__Excerpts from a figure dataset__:
■ ■ ■ ■ ■
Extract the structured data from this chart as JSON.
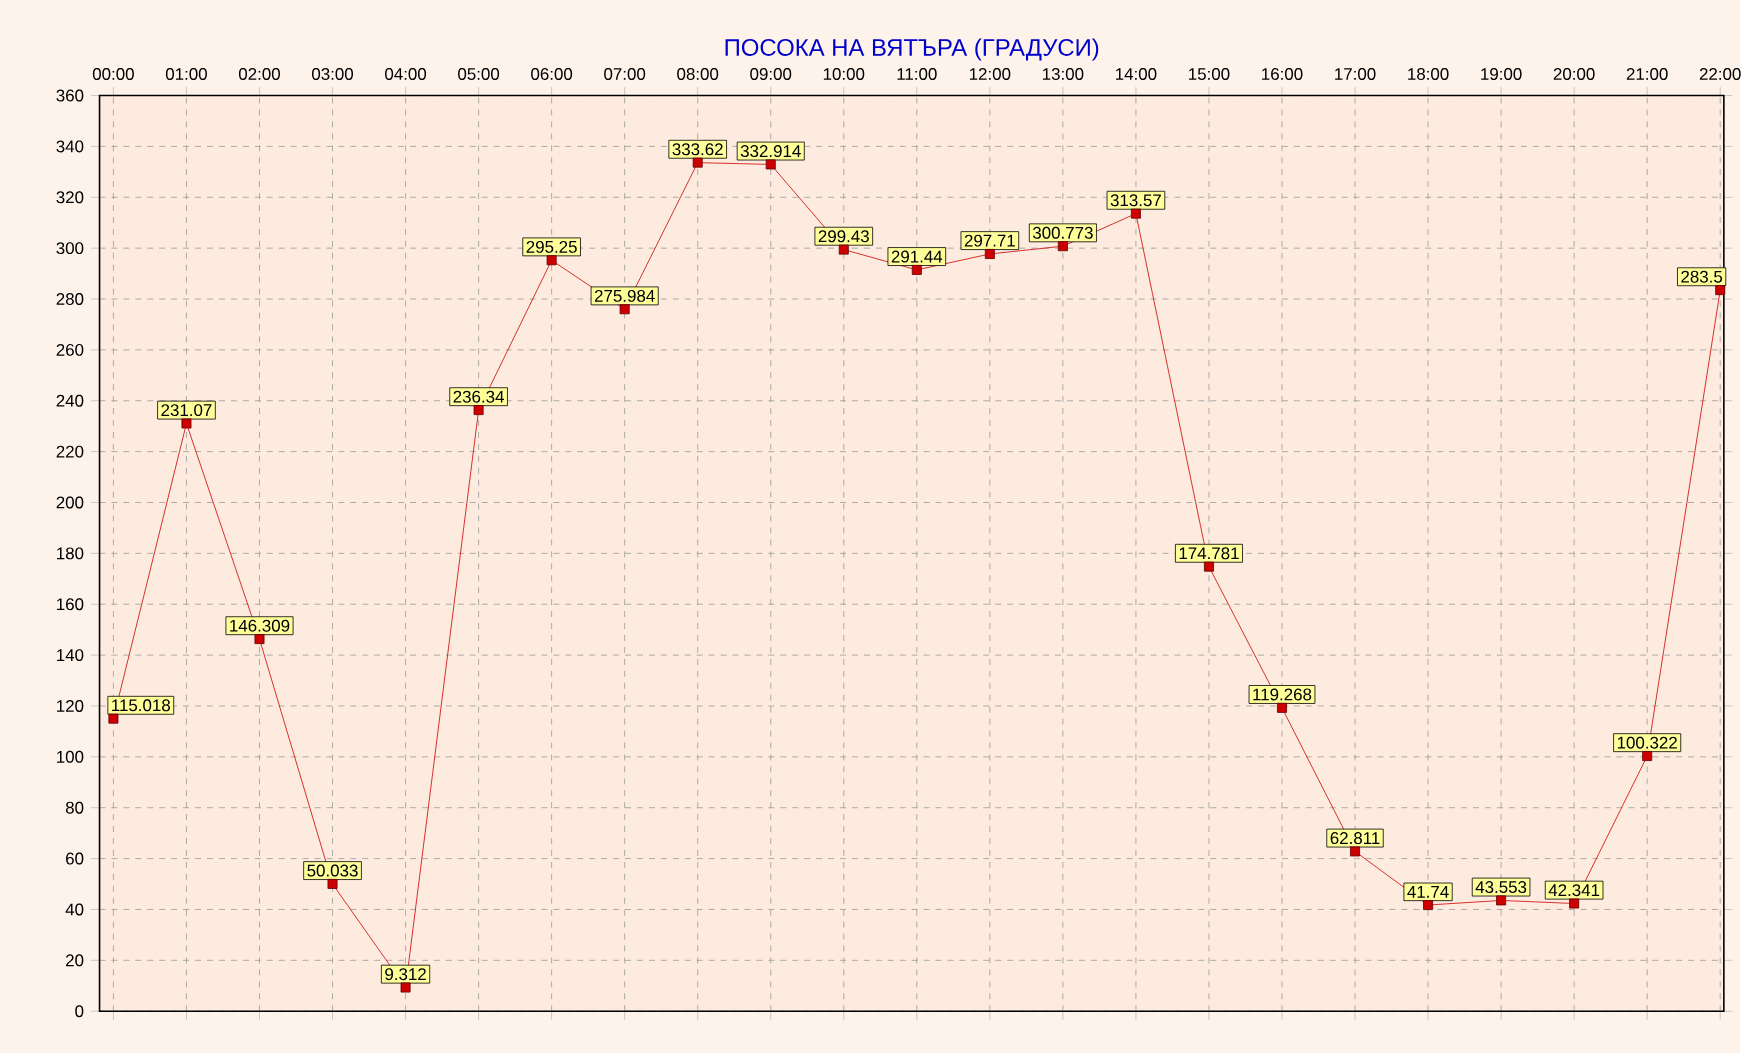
{
  "chart_data": {
    "type": "line",
    "title": "ПОСОКА НА ВЯТЪРА (ГРАДУСИ)",
    "categories": [
      "00:00",
      "01:00",
      "02:00",
      "03:00",
      "04:00",
      "05:00",
      "06:00",
      "07:00",
      "08:00",
      "09:00",
      "10:00",
      "11:00",
      "12:00",
      "13:00",
      "14:00",
      "15:00",
      "16:00",
      "17:00",
      "18:00",
      "19:00",
      "20:00",
      "21:00",
      "22:00"
    ],
    "values": [
      115.018,
      231.07,
      146.309,
      50.033,
      9.312,
      236.34,
      295.25,
      275.984,
      333.62,
      332.914,
      299.43,
      291.44,
      297.71,
      300.773,
      313.57,
      174.781,
      119.268,
      62.811,
      41.74,
      43.553,
      42.341,
      100.322,
      283.5
    ],
    "color": "#cc0000",
    "ylim": [
      0,
      360
    ],
    "yticks": [
      0,
      20,
      40,
      60,
      80,
      100,
      120,
      140,
      160,
      180,
      200,
      220,
      240,
      260,
      280,
      300,
      320,
      340,
      360
    ],
    "grid": true,
    "marker": "square",
    "line_style": "solid",
    "data_labels": true
  }
}
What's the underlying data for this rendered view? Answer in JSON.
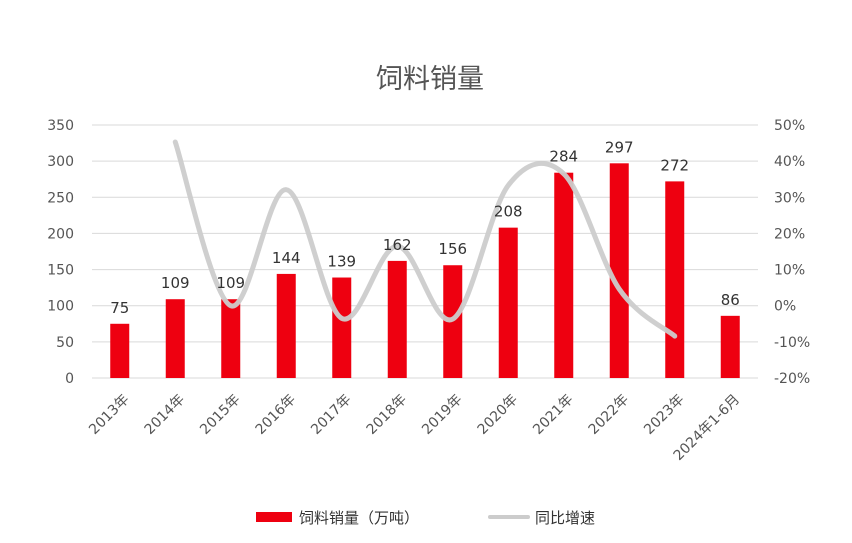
{
  "chart_data": {
    "type": "bar",
    "title": "饲料销量",
    "categories": [
      "2013年",
      "2014年",
      "2015年",
      "2016年",
      "2017年",
      "2018年",
      "2019年",
      "2020年",
      "2021年",
      "2022年",
      "2023年",
      "2024年1-6月"
    ],
    "series": [
      {
        "name": "饲料销量（万吨）",
        "type": "bar",
        "axis": "left",
        "color": "#ee0010",
        "values": [
          75,
          109,
          109,
          144,
          139,
          162,
          156,
          208,
          284,
          297,
          272,
          86
        ]
      },
      {
        "name": "同比增速",
        "type": "line",
        "axis": "right",
        "color": "#cccccc",
        "smooth": true,
        "values": [
          null,
          45.3,
          0,
          32.1,
          -3.5,
          16.5,
          -3.7,
          33.3,
          36.5,
          4.6,
          -8.4,
          null
        ]
      }
    ],
    "yleft": {
      "min": 0,
      "max": 350,
      "ticks": [
        "0",
        "50",
        "100",
        "150",
        "200",
        "250",
        "300",
        "350"
      ]
    },
    "yright": {
      "min": -20,
      "max": 50,
      "ticks": [
        "-20%",
        "-10%",
        "0%",
        "10%",
        "20%",
        "30%",
        "40%",
        "50%"
      ]
    },
    "grid": true,
    "legend_position": "bottom"
  }
}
■ ■ ■ ■ ■
__EXERCISE__:
Copy the listing word for word, excluding its pictures.

__RIGHT ANSWER__:
Extract the structured data from this chart as JSON.
{
  "chart_data": {
    "type": "line",
    "title": "ПОСОКА НА ВЯТЪРА (ГРАДУСИ)",
    "categories": [
      "00:00",
      "01:00",
      "02:00",
      "03:00",
      "04:00",
      "05:00",
      "06:00",
      "07:00",
      "08:00",
      "09:00",
      "10:00",
      "11:00",
      "12:00",
      "13:00",
      "14:00",
      "15:00",
      "16:00",
      "17:00",
      "18:00",
      "19:00",
      "20:00",
      "21:00",
      "22:00"
    ],
    "values": [
      115.018,
      231.07,
      146.309,
      50.033,
      9.312,
      236.34,
      295.25,
      275.984,
      333.62,
      332.914,
      299.43,
      291.44,
      297.71,
      300.773,
      313.57,
      174.781,
      119.268,
      62.811,
      41.74,
      43.553,
      42.341,
      100.322,
      283.5
    ],
    "color": "#cc0000",
    "ylim": [
      0,
      360
    ],
    "yticks": [
      0,
      20,
      40,
      60,
      80,
      100,
      120,
      140,
      160,
      180,
      200,
      220,
      240,
      260,
      280,
      300,
      320,
      340,
      360
    ],
    "grid": true,
    "marker": "square",
    "line_style": "solid",
    "data_labels": true
  }
}
What's the underlying data for this rendered view? Answer in JSON.
{
  "chart_data": {
    "type": "bar",
    "title": "饲料销量",
    "categories": [
      "2013年",
      "2014年",
      "2015年",
      "2016年",
      "2017年",
      "2018年",
      "2019年",
      "2020年",
      "2021年",
      "2022年",
      "2023年",
      "2024年1-6月"
    ],
    "series": [
      {
        "name": "饲料销量（万吨）",
        "type": "bar",
        "axis": "left",
        "color": "#ee0010",
        "values": [
          75,
          109,
          109,
          144,
          139,
          162,
          156,
          208,
          284,
          297,
          272,
          86
        ]
      },
      {
        "name": "同比增速",
        "type": "line",
        "axis": "right",
        "color": "#cccccc",
        "smooth": true,
        "values": [
          null,
          45.3,
          0,
          32.1,
          -3.5,
          16.5,
          -3.7,
          33.3,
          36.5,
          4.6,
          -8.4,
          null
        ]
      }
    ],
    "yleft": {
      "min": 0,
      "max": 350,
      "ticks": [
        "0",
        "50",
        "100",
        "150",
        "200",
        "250",
        "300",
        "350"
      ]
    },
    "yright": {
      "min": -20,
      "max": 50,
      "ticks": [
        "-20%",
        "-10%",
        "0%",
        "10%",
        "20%",
        "30%",
        "40%",
        "50%"
      ]
    },
    "grid": true,
    "legend_position": "bottom"
  }
}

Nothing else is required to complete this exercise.